*Your objective*:
Read the lines that follow and pick out every one containing the word "right".
--- start ---
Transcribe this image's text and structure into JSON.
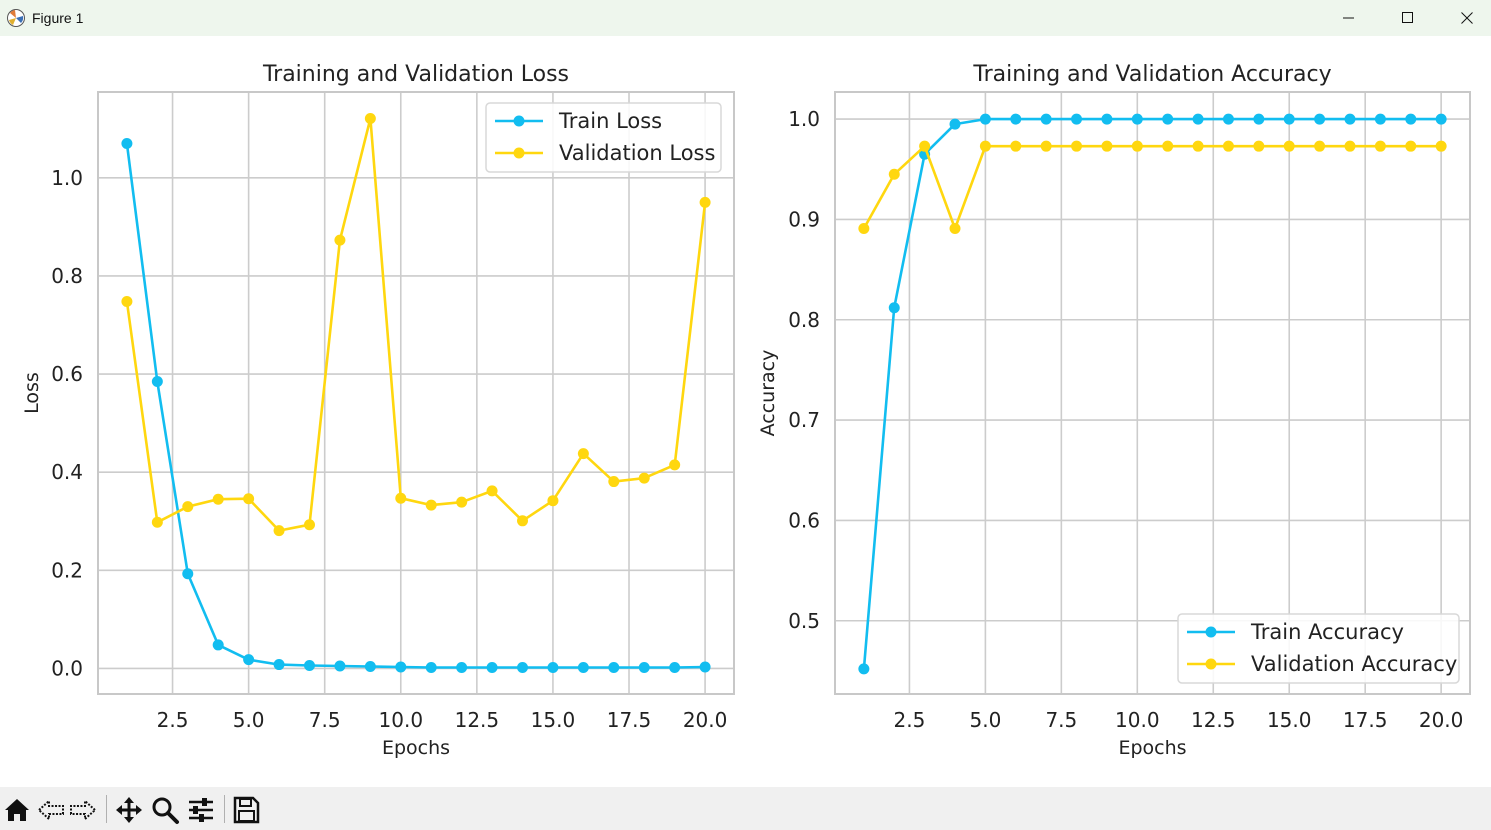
{
  "window": {
    "title": "Figure 1"
  },
  "toolbar": {
    "buttons": [
      "home-icon",
      "back-icon",
      "forward-icon",
      "pan-icon",
      "zoom-icon",
      "configure-subplots-icon",
      "save-icon"
    ]
  },
  "colors": {
    "train": "#12bdf0",
    "validation": "#ffd70f",
    "grid": "#cccccc",
    "spine": "#c8c8c8"
  },
  "chart_data": [
    {
      "type": "line",
      "title": "Training and Validation Loss",
      "xlabel": "Epochs",
      "ylabel": "Loss",
      "x": [
        1,
        2,
        3,
        4,
        5,
        6,
        7,
        8,
        9,
        10,
        11,
        12,
        13,
        14,
        15,
        16,
        17,
        18,
        19,
        20
      ],
      "xlim": [
        0.05,
        20.95
      ],
      "ylim": [
        -0.052,
        1.175
      ],
      "xticks": [
        2.5,
        5.0,
        7.5,
        10.0,
        12.5,
        15.0,
        17.5,
        20.0
      ],
      "xtick_labels": [
        "2.5",
        "5.0",
        "7.5",
        "10.0",
        "12.5",
        "15.0",
        "17.5",
        "20.0"
      ],
      "yticks": [
        0.0,
        0.2,
        0.4,
        0.6,
        0.8,
        1.0
      ],
      "ytick_labels": [
        "0.0",
        "0.2",
        "0.4",
        "0.6",
        "0.8",
        "1.0"
      ],
      "grid": true,
      "legend_position": "top-right",
      "series": [
        {
          "name": "Train Loss",
          "color_key": "train",
          "values": [
            1.07,
            0.585,
            0.193,
            0.048,
            0.018,
            0.008,
            0.006,
            0.005,
            0.004,
            0.003,
            0.002,
            0.002,
            0.002,
            0.002,
            0.002,
            0.002,
            0.002,
            0.002,
            0.002,
            0.003
          ]
        },
        {
          "name": "Validation Loss",
          "color_key": "validation",
          "values": [
            0.748,
            0.298,
            0.33,
            0.345,
            0.346,
            0.281,
            0.293,
            0.873,
            1.121,
            0.347,
            0.333,
            0.339,
            0.362,
            0.301,
            0.342,
            0.438,
            0.381,
            0.388,
            0.415,
            0.95
          ]
        }
      ]
    },
    {
      "type": "line",
      "title": "Training and Validation Accuracy",
      "xlabel": "Epochs",
      "ylabel": "Accuracy",
      "x": [
        1,
        2,
        3,
        4,
        5,
        6,
        7,
        8,
        9,
        10,
        11,
        12,
        13,
        14,
        15,
        16,
        17,
        18,
        19,
        20
      ],
      "xlim": [
        0.05,
        20.95
      ],
      "ylim": [
        0.427,
        1.027
      ],
      "xticks": [
        2.5,
        5.0,
        7.5,
        10.0,
        12.5,
        15.0,
        17.5,
        20.0
      ],
      "xtick_labels": [
        "2.5",
        "5.0",
        "7.5",
        "10.0",
        "12.5",
        "15.0",
        "17.5",
        "20.0"
      ],
      "yticks": [
        0.5,
        0.6,
        0.7,
        0.8,
        0.9,
        1.0
      ],
      "ytick_labels": [
        "0.5",
        "0.6",
        "0.7",
        "0.8",
        "0.9",
        "1.0"
      ],
      "grid": true,
      "legend_position": "bottom-right",
      "series": [
        {
          "name": "Train Accuracy",
          "color_key": "train",
          "values": [
            0.452,
            0.812,
            0.965,
            0.995,
            1.0,
            1.0,
            1.0,
            1.0,
            1.0,
            1.0,
            1.0,
            1.0,
            1.0,
            1.0,
            1.0,
            1.0,
            1.0,
            1.0,
            1.0,
            1.0
          ]
        },
        {
          "name": "Validation Accuracy",
          "color_key": "validation",
          "values": [
            0.891,
            0.945,
            0.973,
            0.891,
            0.973,
            0.973,
            0.973,
            0.973,
            0.973,
            0.973,
            0.973,
            0.973,
            0.973,
            0.973,
            0.973,
            0.973,
            0.973,
            0.973,
            0.973,
            0.973
          ]
        }
      ]
    }
  ]
}
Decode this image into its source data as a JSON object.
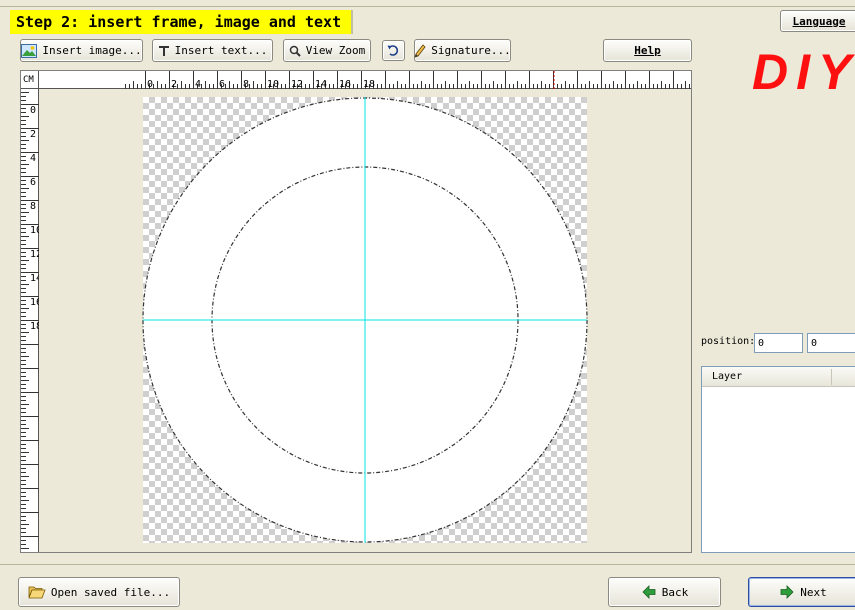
{
  "header": {
    "step_title": "Step 2: insert frame, image and text"
  },
  "language_label": "Language",
  "toolbar": {
    "insert_image": "Insert image...",
    "insert_text": "Insert text...",
    "view_zoom": "View Zoom",
    "undo_icon": "undo-icon",
    "signature": "Signature...",
    "help": "Help"
  },
  "logo_text": "DIY",
  "ruler": {
    "unit": "CM",
    "h_ticks": [
      "0",
      "2",
      "4",
      "6",
      "8",
      "10",
      "12",
      "14",
      "16",
      "18"
    ],
    "v_ticks": [
      "0",
      "2",
      "4",
      "6",
      "8",
      "10",
      "12",
      "14",
      "16",
      "18"
    ]
  },
  "position": {
    "label": "position:",
    "x": "0",
    "y": "0"
  },
  "layers": {
    "header": "Layer",
    "items": []
  },
  "footer": {
    "open_saved_file": "Open saved file...",
    "back": "Back",
    "next": "Next"
  },
  "colors": {
    "title_bg": "#ffff00",
    "guide": "#00e5e5",
    "logo": "#ff1010",
    "window_bg": "#ece9d8"
  }
}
--- end ---
*Task response*:
      "legend_position": "top-right",
      "legend_position": "bottom-right",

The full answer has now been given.